*** Information supplied ***
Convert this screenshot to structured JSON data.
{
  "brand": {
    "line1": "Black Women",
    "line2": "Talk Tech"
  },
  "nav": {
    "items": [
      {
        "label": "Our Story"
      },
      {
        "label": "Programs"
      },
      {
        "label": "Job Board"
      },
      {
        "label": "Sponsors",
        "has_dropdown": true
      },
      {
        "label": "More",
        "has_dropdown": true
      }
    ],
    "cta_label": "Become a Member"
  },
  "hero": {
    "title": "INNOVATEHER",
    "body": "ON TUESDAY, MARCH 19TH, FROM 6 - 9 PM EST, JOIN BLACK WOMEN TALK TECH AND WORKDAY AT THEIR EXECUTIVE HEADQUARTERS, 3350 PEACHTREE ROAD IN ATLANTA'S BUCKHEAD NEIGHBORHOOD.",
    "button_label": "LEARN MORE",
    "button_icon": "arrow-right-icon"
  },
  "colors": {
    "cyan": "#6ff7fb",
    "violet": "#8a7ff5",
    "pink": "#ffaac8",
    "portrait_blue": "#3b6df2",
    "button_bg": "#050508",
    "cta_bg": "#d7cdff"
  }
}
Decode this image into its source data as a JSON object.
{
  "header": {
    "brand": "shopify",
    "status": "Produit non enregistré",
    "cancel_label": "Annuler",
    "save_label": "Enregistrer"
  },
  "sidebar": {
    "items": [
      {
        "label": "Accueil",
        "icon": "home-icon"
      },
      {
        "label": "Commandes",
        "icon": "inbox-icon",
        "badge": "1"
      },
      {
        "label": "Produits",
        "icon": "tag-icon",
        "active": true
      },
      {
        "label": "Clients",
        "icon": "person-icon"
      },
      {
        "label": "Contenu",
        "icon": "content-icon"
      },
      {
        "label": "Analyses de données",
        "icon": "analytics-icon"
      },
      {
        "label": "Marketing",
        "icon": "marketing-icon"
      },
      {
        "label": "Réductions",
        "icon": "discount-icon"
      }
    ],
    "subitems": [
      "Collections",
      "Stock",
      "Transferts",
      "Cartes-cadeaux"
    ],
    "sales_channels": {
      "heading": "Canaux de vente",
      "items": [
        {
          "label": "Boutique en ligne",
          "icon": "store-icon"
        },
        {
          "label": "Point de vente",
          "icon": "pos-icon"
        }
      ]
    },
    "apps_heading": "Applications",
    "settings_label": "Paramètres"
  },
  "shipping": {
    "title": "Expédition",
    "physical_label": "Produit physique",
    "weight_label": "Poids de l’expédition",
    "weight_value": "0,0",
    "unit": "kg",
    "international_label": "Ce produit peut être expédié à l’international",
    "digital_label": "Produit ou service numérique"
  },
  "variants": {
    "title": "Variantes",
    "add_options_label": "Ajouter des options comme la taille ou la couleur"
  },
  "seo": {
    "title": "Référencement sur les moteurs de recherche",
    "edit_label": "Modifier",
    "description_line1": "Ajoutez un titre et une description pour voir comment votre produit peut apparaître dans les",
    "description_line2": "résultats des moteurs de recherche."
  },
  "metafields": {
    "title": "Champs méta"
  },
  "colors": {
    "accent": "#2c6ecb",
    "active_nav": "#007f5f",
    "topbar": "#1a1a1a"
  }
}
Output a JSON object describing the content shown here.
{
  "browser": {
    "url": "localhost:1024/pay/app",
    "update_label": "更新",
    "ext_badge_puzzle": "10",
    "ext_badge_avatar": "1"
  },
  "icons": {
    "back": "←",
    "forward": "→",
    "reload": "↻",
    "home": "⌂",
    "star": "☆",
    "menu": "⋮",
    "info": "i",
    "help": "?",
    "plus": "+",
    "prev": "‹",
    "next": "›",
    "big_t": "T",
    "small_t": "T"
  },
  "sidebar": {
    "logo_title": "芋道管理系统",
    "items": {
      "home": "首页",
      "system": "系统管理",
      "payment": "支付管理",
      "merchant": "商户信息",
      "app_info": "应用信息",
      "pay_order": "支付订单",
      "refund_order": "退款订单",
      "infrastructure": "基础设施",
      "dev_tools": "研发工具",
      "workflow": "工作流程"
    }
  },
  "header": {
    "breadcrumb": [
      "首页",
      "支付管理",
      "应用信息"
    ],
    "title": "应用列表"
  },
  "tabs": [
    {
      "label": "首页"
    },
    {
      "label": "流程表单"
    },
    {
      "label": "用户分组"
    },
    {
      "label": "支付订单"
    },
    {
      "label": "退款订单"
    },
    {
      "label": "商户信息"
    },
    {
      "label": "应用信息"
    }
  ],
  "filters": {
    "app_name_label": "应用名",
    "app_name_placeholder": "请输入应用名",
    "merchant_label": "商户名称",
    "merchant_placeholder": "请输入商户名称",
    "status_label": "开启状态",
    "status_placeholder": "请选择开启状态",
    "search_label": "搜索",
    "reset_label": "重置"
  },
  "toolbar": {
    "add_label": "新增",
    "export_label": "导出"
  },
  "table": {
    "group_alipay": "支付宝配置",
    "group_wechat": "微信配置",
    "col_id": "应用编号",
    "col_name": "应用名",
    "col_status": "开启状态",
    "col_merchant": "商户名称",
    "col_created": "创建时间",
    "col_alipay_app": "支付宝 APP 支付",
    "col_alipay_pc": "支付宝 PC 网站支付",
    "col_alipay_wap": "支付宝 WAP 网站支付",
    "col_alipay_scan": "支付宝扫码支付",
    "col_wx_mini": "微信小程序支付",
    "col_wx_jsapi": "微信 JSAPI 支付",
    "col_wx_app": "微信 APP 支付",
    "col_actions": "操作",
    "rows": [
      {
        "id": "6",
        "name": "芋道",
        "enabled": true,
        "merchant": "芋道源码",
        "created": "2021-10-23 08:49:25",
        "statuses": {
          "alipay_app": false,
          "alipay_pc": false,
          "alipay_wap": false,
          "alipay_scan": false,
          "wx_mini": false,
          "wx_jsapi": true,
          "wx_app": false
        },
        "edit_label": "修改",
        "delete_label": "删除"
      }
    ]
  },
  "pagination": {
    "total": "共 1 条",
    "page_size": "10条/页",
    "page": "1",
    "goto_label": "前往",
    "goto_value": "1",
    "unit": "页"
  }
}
***
# Your task
From the records above, extract every entry exactly as given.

# The solution
Convert this screenshot to structured JSON data.
{
  "brand": {
    "line1": "Black Women",
    "line2": "Talk Tech"
  },
  "nav": {
    "items": [
      {
        "label": "Our Story"
      },
      {
        "label": "Programs"
      },
      {
        "label": "Job Board"
      },
      {
        "label": "Sponsors",
        "has_dropdown": true
      },
      {
        "label": "More",
        "has_dropdown": true
      }
    ],
    "cta_label": "Become a Member"
  },
  "hero": {
    "title": "INNOVATEHER",
    "body": "ON TUESDAY, MARCH 19TH, FROM 6 - 9 PM EST, JOIN BLACK WOMEN TALK TECH AND WORKDAY AT THEIR EXECUTIVE HEADQUARTERS, 3350 PEACHTREE ROAD IN ATLANTA'S BUCKHEAD NEIGHBORHOOD.",
    "button_label": "LEARN MORE",
    "button_icon": "arrow-right-icon"
  },
  "colors": {
    "cyan": "#6ff7fb",
    "violet": "#8a7ff5",
    "pink": "#ffaac8",
    "portrait_blue": "#3b6df2",
    "button_bg": "#050508",
    "cta_bg": "#d7cdff"
  }
}
Decode this image into its source data as a JSON object.
{
  "header": {
    "brand": "shopify",
    "status": "Produit non enregistré",
    "cancel_label": "Annuler",
    "save_label": "Enregistrer"
  },
  "sidebar": {
    "items": [
      {
        "label": "Accueil",
        "icon": "home-icon"
      },
      {
        "label": "Commandes",
        "icon": "inbox-icon",
        "badge": "1"
      },
      {
        "label": "Produits",
        "icon": "tag-icon",
        "active": true
      },
      {
        "label": "Clients",
        "icon": "person-icon"
      },
      {
        "label": "Contenu",
        "icon": "content-icon"
      },
      {
        "label": "Analyses de données",
        "icon": "analytics-icon"
      },
      {
        "label": "Marketing",
        "icon": "marketing-icon"
      },
      {
        "label": "Réductions",
        "icon": "discount-icon"
      }
    ],
    "subitems": [
      "Collections",
      "Stock",
      "Transferts",
      "Cartes-cadeaux"
    ],
    "sales_channels": {
      "heading": "Canaux de vente",
      "items": [
        {
          "label": "Boutique en ligne",
          "icon": "store-icon"
        },
        {
          "label": "Point de vente",
          "icon": "pos-icon"
        }
      ]
    },
    "apps_heading": "Applications",
    "settings_label": "Paramètres"
  },
  "shipping": {
    "title": "Expédition",
    "physical_label": "Produit physique",
    "weight_label": "Poids de l’expédition",
    "weight_value": "0,0",
    "unit": "kg",
    "international_label": "Ce produit peut être expédié à l’international",
    "digital_label": "Produit ou service numérique"
  },
  "variants": {
    "title": "Variantes",
    "add_options_label": "Ajouter des options comme la taille ou la couleur"
  },
  "seo": {
    "title": "Référencement sur les moteurs de recherche",
    "edit_label": "Modifier",
    "description_line1": "Ajoutez un titre et une description pour voir comment votre produit peut apparaître dans les",
    "description_line2": "résultats des moteurs de recherche."
  },
  "metafields": {
    "title": "Champs méta"
  },
  "colors": {
    "accent": "#2c6ecb",
    "active_nav": "#007f5f",
    "topbar": "#1a1a1a"
  }
}
Output a JSON object describing the content shown here.
{
  "browser": {
    "url": "localhost:1024/pay/app",
    "update_label": "更新",
    "ext_badge_puzzle": "10",
    "ext_badge_avatar": "1"
  },
  "icons": {
    "back": "←",
    "forward": "→",
    "reload": "↻",
    "home": "⌂",
    "star": "☆",
    "menu": "⋮",
    "info": "i",
    "help": "?",
    "plus": "+",
    "prev": "‹",
    "next": "›",
    "big_t": "T",
    "small_t": "T"
  },
  "sidebar": {
    "logo_title": "芋道管理系统",
    "items": {
      "home": "首页",
      "system": "系统管理",
      "payment": "支付管理",
      "merchant": "商户信息",
      "app_info": "应用信息",
      "pay_order": "支付订单",
      "refund_order": "退款订单",
      "infrastructure": "基础设施",
      "dev_tools": "研发工具",
      "workflow": "工作流程"
    }
  },
  "header": {
    "breadcrumb": [
      "首页",
      "支付管理",
      "应用信息"
    ],
    "title": "应用列表"
  },
  "tabs": [
    {
      "label": "首页"
    },
    {
      "label": "流程表单"
    },
    {
      "label": "用户分组"
    },
    {
      "label": "支付订单"
    },
    {
      "label": "退款订单"
    },
    {
      "label": "商户信息"
    },
    {
      "label": "应用信息"
    }
  ],
  "filters": {
    "app_name_label": "应用名",
    "app_name_placeholder": "请输入应用名",
    "merchant_label": "商户名称",
    "merchant_placeholder": "请输入商户名称",
    "status_label": "开启状态",
    "status_placeholder": "请选择开启状态",
    "search_label": "搜索",
    "reset_label": "重置"
  },
  "toolbar": {
    "add_label": "新增",
    "export_label": "导出"
  },
  "table": {
    "group_alipay": "支付宝配置",
    "group_wechat": "微信配置",
    "col_id": "应用编号",
    "col_name": "应用名",
    "col_status": "开启状态",
    "col_merchant": "商户名称",
    "col_created": "创建时间",
    "col_alipay_app": "支付宝 APP 支付",
    "col_alipay_pc": "支付宝 PC 网站支付",
    "col_alipay_wap": "支付宝 WAP 网站支付",
    "col_alipay_scan": "支付宝扫码支付",
    "col_wx_mini": "微信小程序支付",
    "col_wx_jsapi": "微信 JSAPI 支付",
    "col_wx_app": "微信 APP 支付",
    "col_actions": "操作",
    "rows": [
      {
        "id": "6",
        "name": "芋道",
        "enabled": true,
        "merchant": "芋道源码",
        "created": "2021-10-23 08:49:25",
        "statuses": {
          "alipay_app": false,
          "alipay_pc": false,
          "alipay_wap": false,
          "alipay_scan": false,
          "wx_mini": false,
          "wx_jsapi": true,
          "wx_app": false
        },
        "edit_label": "修改",
        "delete_label": "删除"
      }
    ]
  },
  "pagination": {
    "total": "共 1 条",
    "page_size": "10条/页",
    "page": "1",
    "goto_label": "前往",
    "goto_value": "1",
    "unit": "页"
  }
}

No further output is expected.